→ Work to complete: Extend the email thread below about GcsUtil and glob patterns, starting after its last line.

→ Extracted text:
Yeah, you are right. I was testing using 'gsutil' which behaves differently.

Thanks,
Cham

On Thu, Oct 27, 2016 at 2:06 PM Eugene Kirpichov
<[email protected]> wrote:

> Indeed IOChannelFactory uses GcsUtil for GCS, and GcsUtil in fact does not
> recurse into subdirectories inside a "*" pattern (see
>
> https://github.com/apache/incubator-beam/blob/master/sdks/java/core/src/main/java/org/apache/beam/sdk/util/GcsUtil.java#L598
> )
> , and it does not support "**" patterns. However, this is not unit-tested
> by GcsUtilTest, which is a separate issue.
>
> On Thu, Oct 27, 2016 at 1:56 PM Eugene Kirpichov <[email protected]>
> wrote:
>
> > I don't think your assessment of behavior of glob patterns correct, per
> >
> https://cloud.google.com/storage/docs/gsutil/addlhelp/WildcardNames#directory-by-directory-vs-recursive-wildcards
> >  .

→ Data listing:
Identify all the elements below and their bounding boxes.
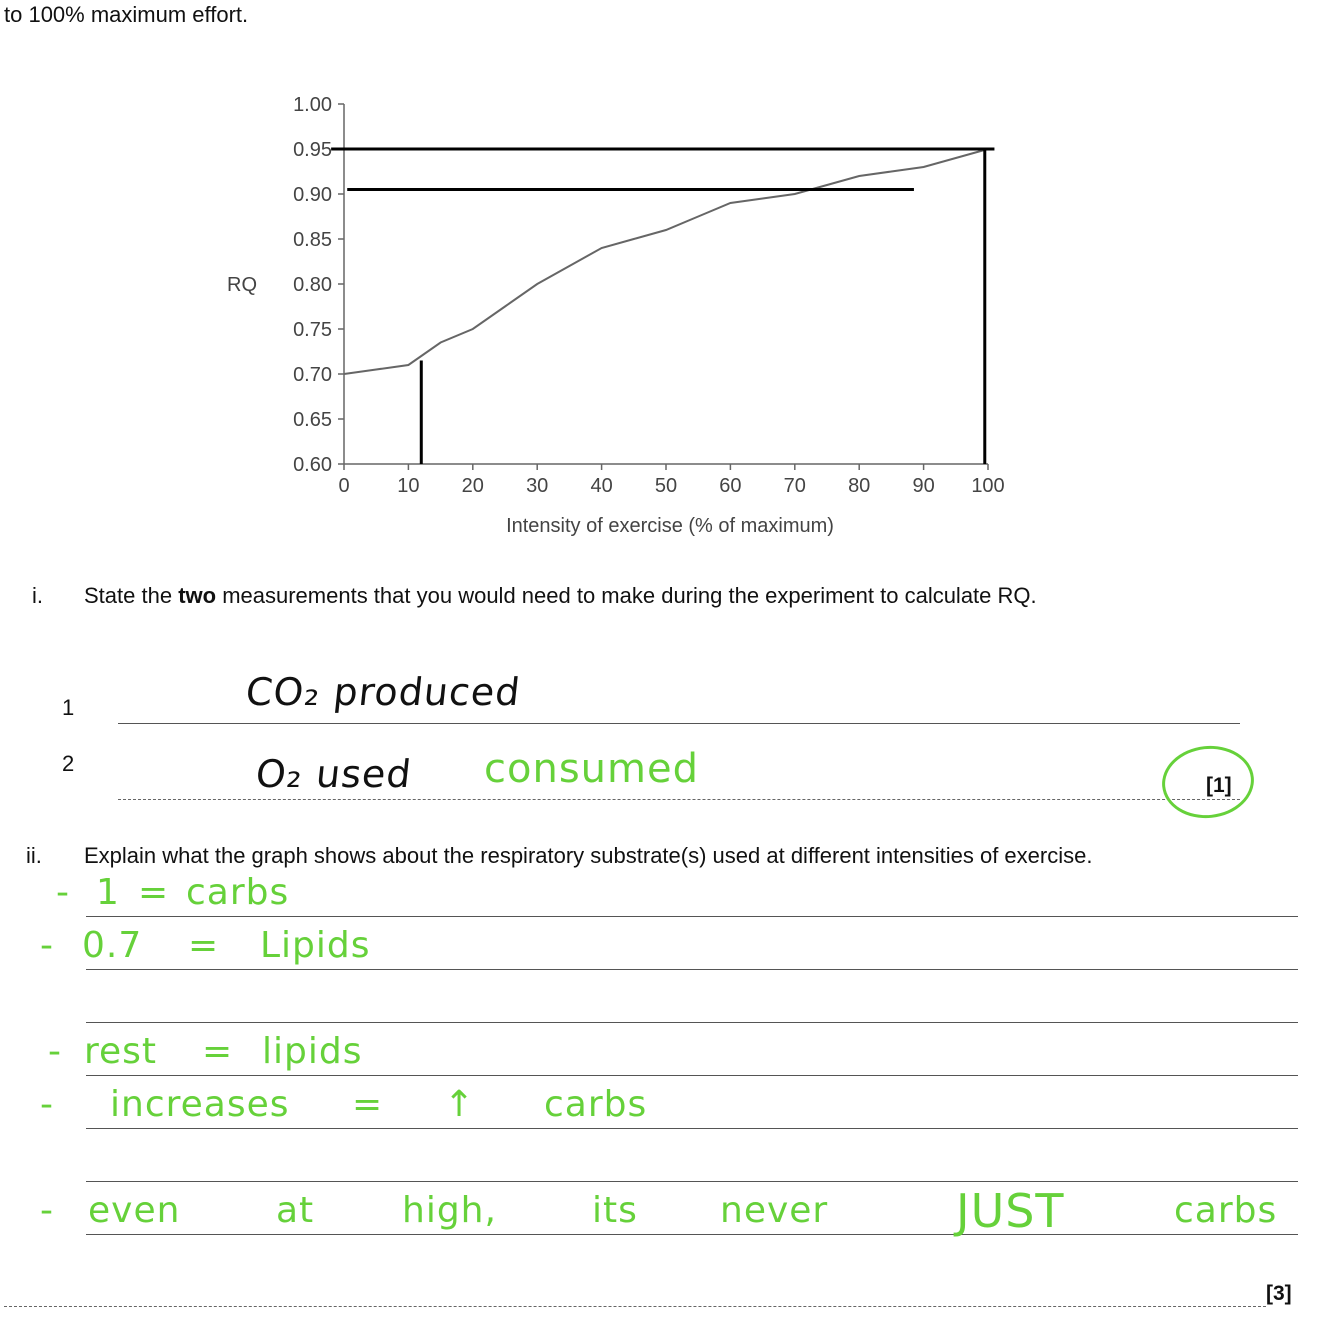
question-i-text-after: measurements that you would need to make during the experiment to calculate RQ. bbox=[216, 583, 1037, 608]
question-ii-mark: [3] bbox=[1266, 1282, 1292, 1305]
answer-dash: - bbox=[40, 1084, 54, 1125]
intro-text: to 100% maximum effort. bbox=[4, 2, 249, 27]
y-tick-label: 0.90 bbox=[293, 184, 332, 206]
x-tick-label: 70 bbox=[783, 475, 806, 497]
rq-chart bbox=[0, 0, 1334, 560]
y-tick-label: 1.00 bbox=[293, 94, 332, 116]
answer-dash: - bbox=[40, 925, 54, 966]
x-axis-label: Intensity of exercise (% of maximum) bbox=[506, 515, 834, 537]
answer-2-extra-handwriting: consumed bbox=[484, 746, 699, 792]
answer-word: JUST bbox=[956, 1184, 1065, 1238]
answer-2-handwriting: O₂ used bbox=[253, 752, 414, 796]
y-tick-label: 0.95 bbox=[293, 139, 332, 161]
answer-dash: - bbox=[56, 872, 70, 913]
rq-curve bbox=[344, 149, 988, 374]
answer-1-line bbox=[118, 723, 1240, 724]
x-tick-label: 80 bbox=[848, 475, 871, 497]
x-tick-label: 50 bbox=[654, 475, 678, 497]
x-tick-label: 0 bbox=[338, 475, 350, 497]
answer-handwriting-line bbox=[0, 1184, 1334, 1240]
answer-handwriting-line bbox=[0, 872, 1334, 922]
answer-word: rest bbox=[84, 1031, 158, 1072]
answer-word: increases bbox=[110, 1084, 290, 1125]
answer-word: = bbox=[202, 1031, 234, 1072]
answer-word: carbs bbox=[544, 1084, 648, 1125]
answer-word: high, bbox=[402, 1190, 497, 1231]
answer-word: at bbox=[276, 1190, 315, 1231]
answer-word: = bbox=[138, 872, 170, 913]
answer-word: ↑ bbox=[444, 1084, 476, 1125]
answer-2-line bbox=[118, 799, 1240, 800]
answer-word: never bbox=[720, 1190, 829, 1231]
x-tick-label: 20 bbox=[461, 475, 484, 497]
answer-word: lipids bbox=[262, 1031, 363, 1072]
answer-word: = bbox=[352, 1084, 384, 1125]
x-tick-label: 40 bbox=[590, 475, 613, 497]
x-tick-label: 90 bbox=[912, 475, 935, 497]
x-tick-label: 60 bbox=[719, 475, 742, 497]
y-axis-label: RQ bbox=[227, 274, 257, 296]
y-tick-label: 0.60 bbox=[293, 454, 332, 476]
answer-word: carbs bbox=[186, 872, 290, 913]
answer-2-number: 2 bbox=[62, 751, 75, 776]
answer-handwriting-line bbox=[0, 978, 1334, 1028]
answer-word: 0.7 bbox=[82, 925, 143, 966]
mark-circle bbox=[1158, 741, 1257, 822]
answer-1-handwriting: CO₂ produced bbox=[243, 670, 523, 714]
answer-handwriting-line bbox=[0, 1137, 1334, 1187]
y-tick-label: 0.80 bbox=[293, 274, 332, 296]
question-i-numeral: i. bbox=[32, 583, 43, 608]
question-i-text-bold: two bbox=[178, 583, 217, 608]
question-ii-text: Explain what the graph shows about the respiratory substrate(s) used at different intensities of exercise. bbox=[84, 843, 1093, 868]
question-i-text bbox=[84, 583, 1037, 609]
answer-dash: - bbox=[48, 1031, 62, 1072]
answer-word: Lipids bbox=[260, 925, 371, 966]
answer-handwriting-line bbox=[0, 1031, 1334, 1081]
y-tick-label: 0.70 bbox=[293, 364, 332, 386]
y-tick-label: 0.65 bbox=[293, 409, 332, 431]
answer-word: its bbox=[592, 1190, 638, 1231]
x-tick-label: 30 bbox=[526, 475, 549, 497]
question-ii-final-line bbox=[4, 1306, 1266, 1307]
question-ii-numeral: ii. bbox=[26, 843, 42, 868]
y-tick-label: 0.75 bbox=[293, 319, 332, 341]
question-i-mark: [1] bbox=[1206, 774, 1232, 797]
y-tick-label: 0.85 bbox=[293, 229, 332, 251]
x-tick-label: 100 bbox=[971, 475, 1005, 497]
question-i-text-before: State the bbox=[84, 583, 179, 608]
answer-word: even bbox=[88, 1190, 181, 1231]
x-tick-label: 10 bbox=[397, 475, 420, 497]
answer-1-number: 1 bbox=[62, 695, 75, 720]
answer-word: = bbox=[188, 925, 220, 966]
answer-word: carbs bbox=[1174, 1190, 1278, 1231]
answer-handwriting-line bbox=[0, 925, 1334, 975]
answer-word: 1 bbox=[96, 872, 120, 913]
answer-handwriting-line bbox=[0, 1084, 1334, 1134]
answer-dash: - bbox=[40, 1190, 54, 1231]
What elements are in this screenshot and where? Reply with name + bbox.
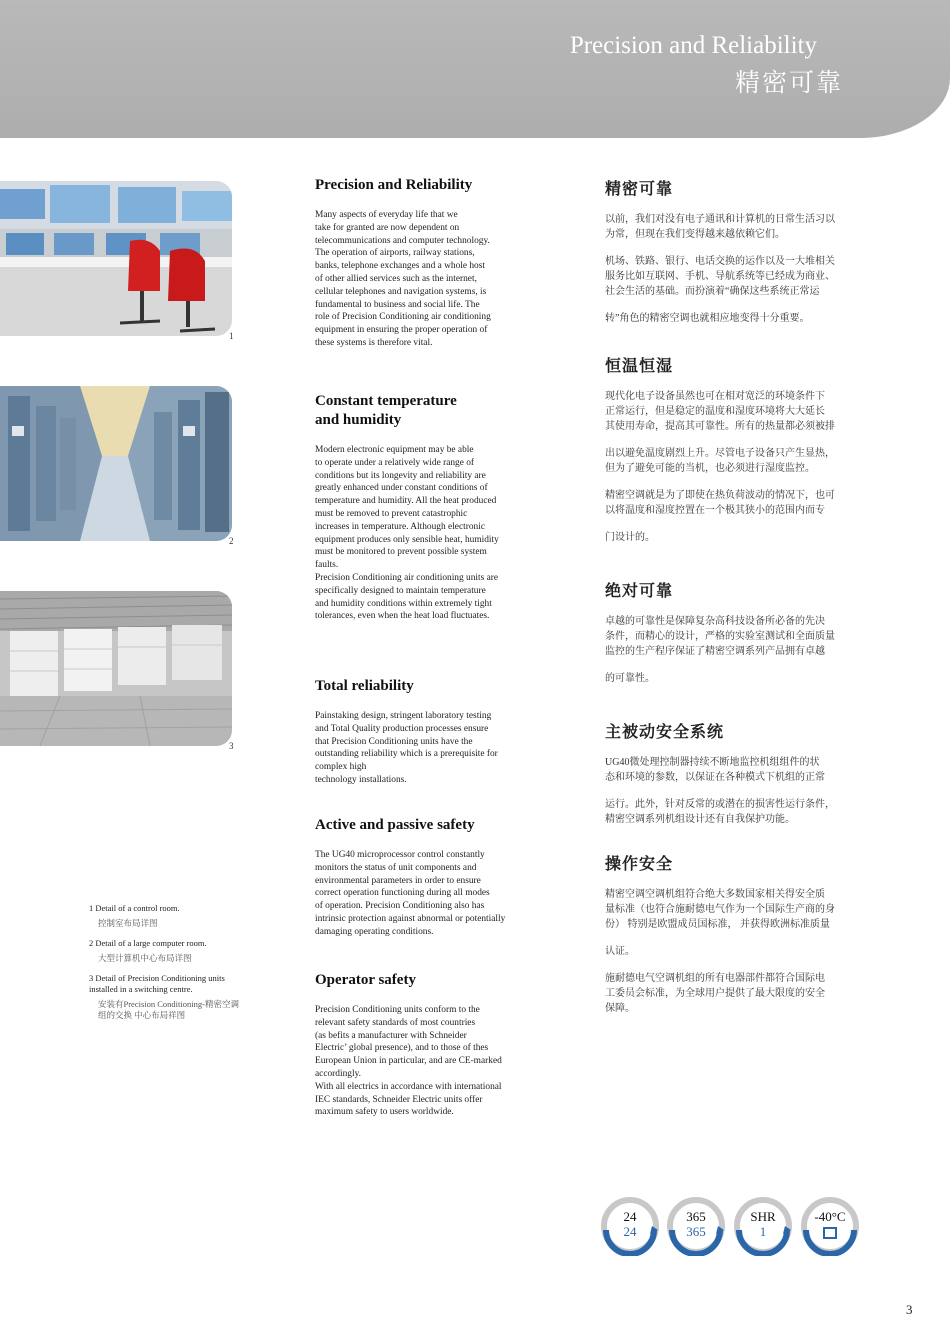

→ Response:
> > I believe (and hope) that behavior of IOChannelFactory.match() matches
> the
> > behavior of gsutil.
> >
> > On Thu, Oct 27, 2016 at 1:48 PM Chamikara Jayalath <[email protected]
> >
> > wrote:
> >
> > BTW I'm in favor of using a sub-directory and possibly asking users to
> > update their glob pattern while also allowing users to optionally
> specify a
> > temporary path in the future, as you propose.
> >
> > Thanks,
> > Cham
> >
> > On Thu, Oct 27, 2016 at 1:45 PM Chamikara Jayalath <[email protected]
> >
> > wrote:
> >
> > > On Thu, Oct 27, 2016 at 1:27 PM Eugene Kirpichov
> > > <[email protected]> wrote:
> > >
> > > Getting back to this. I noticed that the original user's job mentioned
> in
> > >
> > >
> >
> http://stackoverflow.com/questions/39822859/temp-files-remain-in-gcs-after-a-dataflow-job-succeeded
> > > is
> > > configured to write to /path/to/$date/foo-xxxxx-of-yyyyy and another
> job
> > > then reads from /path/to/$date/*, so sibling files won't work - it's
> > > necessary to put temp files either into a subdirectory, or in a
> location
> > > completely outside /path/to/$date/.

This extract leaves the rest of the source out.